▶ _REQUEST_
In the entries that follow, find the word "берді" and report each line it is on.

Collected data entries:
::::
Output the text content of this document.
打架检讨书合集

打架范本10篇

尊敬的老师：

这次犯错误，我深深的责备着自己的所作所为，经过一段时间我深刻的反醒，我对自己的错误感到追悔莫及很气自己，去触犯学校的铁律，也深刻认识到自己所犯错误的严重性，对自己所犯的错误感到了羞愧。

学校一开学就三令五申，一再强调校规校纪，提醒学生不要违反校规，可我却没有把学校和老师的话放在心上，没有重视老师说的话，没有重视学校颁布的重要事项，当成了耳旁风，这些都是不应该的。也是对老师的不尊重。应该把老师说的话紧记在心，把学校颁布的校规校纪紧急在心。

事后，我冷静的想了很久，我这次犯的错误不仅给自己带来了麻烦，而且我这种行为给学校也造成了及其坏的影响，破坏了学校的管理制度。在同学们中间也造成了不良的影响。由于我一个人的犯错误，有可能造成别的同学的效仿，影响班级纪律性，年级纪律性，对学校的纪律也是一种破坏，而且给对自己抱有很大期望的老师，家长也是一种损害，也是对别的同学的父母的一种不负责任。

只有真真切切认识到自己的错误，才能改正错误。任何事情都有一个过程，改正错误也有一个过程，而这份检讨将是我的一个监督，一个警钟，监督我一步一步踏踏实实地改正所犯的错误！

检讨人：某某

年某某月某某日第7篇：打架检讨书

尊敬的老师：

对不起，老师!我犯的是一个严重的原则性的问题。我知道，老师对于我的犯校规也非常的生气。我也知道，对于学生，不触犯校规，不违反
::::
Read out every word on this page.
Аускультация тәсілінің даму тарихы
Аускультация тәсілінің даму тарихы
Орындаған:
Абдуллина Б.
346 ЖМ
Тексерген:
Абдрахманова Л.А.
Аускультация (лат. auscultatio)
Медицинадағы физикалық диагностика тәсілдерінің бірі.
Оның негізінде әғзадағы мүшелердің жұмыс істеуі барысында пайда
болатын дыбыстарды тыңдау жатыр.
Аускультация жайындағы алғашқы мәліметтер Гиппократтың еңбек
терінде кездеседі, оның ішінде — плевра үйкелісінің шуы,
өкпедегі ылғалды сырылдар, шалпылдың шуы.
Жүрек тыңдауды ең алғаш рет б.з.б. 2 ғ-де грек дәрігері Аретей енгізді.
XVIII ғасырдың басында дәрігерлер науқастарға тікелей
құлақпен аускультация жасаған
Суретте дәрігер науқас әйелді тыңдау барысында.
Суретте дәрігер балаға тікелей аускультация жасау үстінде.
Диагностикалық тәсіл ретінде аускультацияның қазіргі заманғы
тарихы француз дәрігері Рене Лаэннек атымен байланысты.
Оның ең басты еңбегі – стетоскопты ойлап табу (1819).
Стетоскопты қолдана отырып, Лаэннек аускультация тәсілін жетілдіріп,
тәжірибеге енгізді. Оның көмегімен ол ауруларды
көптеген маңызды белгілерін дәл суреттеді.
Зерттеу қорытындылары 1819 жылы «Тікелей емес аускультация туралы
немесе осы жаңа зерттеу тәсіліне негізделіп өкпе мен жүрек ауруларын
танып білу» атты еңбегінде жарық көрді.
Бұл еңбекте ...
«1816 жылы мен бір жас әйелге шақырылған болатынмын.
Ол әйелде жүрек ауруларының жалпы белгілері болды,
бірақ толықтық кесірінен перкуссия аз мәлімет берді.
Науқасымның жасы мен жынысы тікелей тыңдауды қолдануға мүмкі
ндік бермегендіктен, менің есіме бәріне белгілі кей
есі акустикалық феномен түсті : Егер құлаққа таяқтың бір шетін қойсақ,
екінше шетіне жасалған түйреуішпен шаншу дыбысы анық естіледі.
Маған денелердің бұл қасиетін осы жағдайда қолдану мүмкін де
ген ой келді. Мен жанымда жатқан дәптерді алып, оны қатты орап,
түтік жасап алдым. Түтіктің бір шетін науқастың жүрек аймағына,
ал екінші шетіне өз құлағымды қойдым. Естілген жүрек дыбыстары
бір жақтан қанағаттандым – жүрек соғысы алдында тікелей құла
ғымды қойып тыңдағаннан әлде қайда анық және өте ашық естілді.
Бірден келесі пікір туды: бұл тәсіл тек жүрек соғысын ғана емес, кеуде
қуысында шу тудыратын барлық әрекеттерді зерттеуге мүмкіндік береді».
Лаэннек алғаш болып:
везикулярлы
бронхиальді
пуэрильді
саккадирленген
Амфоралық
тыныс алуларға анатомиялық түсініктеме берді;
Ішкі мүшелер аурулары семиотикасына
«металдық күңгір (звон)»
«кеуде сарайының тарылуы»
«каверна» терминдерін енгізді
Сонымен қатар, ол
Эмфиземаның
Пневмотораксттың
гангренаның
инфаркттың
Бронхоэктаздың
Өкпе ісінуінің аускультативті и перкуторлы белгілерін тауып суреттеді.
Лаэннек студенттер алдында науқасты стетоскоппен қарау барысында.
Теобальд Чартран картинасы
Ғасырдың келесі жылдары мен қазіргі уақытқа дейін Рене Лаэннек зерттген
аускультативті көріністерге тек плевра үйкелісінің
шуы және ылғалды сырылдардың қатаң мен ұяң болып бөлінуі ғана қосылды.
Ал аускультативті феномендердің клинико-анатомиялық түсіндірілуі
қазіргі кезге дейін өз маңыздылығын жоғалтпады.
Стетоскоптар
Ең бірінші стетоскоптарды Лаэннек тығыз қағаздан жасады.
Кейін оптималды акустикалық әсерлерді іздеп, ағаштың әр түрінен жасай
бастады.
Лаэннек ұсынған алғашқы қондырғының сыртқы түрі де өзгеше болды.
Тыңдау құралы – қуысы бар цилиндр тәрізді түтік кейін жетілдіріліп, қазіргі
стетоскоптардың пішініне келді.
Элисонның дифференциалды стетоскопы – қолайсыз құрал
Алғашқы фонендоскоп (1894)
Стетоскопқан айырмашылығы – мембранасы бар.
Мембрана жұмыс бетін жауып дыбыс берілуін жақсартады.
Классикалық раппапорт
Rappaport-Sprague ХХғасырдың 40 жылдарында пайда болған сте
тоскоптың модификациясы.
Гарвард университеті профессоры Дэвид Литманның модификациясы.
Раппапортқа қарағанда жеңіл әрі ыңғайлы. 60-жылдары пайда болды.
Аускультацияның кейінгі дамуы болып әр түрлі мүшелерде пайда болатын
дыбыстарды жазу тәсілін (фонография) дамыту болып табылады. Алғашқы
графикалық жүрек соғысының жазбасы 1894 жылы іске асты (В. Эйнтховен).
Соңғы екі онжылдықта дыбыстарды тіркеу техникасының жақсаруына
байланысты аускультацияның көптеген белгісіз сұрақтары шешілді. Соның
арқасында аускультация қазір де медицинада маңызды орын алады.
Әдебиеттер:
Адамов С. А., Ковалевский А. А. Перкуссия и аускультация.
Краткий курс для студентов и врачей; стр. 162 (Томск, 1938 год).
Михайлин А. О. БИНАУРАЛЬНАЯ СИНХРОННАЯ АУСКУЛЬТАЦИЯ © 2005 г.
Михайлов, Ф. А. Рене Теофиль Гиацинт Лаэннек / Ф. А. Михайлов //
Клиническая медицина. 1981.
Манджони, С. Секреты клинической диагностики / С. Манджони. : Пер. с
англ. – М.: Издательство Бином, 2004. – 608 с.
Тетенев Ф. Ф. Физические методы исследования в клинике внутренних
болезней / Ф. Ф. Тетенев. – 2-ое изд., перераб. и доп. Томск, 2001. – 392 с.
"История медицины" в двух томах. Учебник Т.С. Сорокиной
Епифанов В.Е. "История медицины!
::::
▶ _WRITTEN RESPONSE_
бірақ толықтық кесірінен перкуссия аз мәлімет берді.
тыныс алуларға анатомиялық түсініктеме берді;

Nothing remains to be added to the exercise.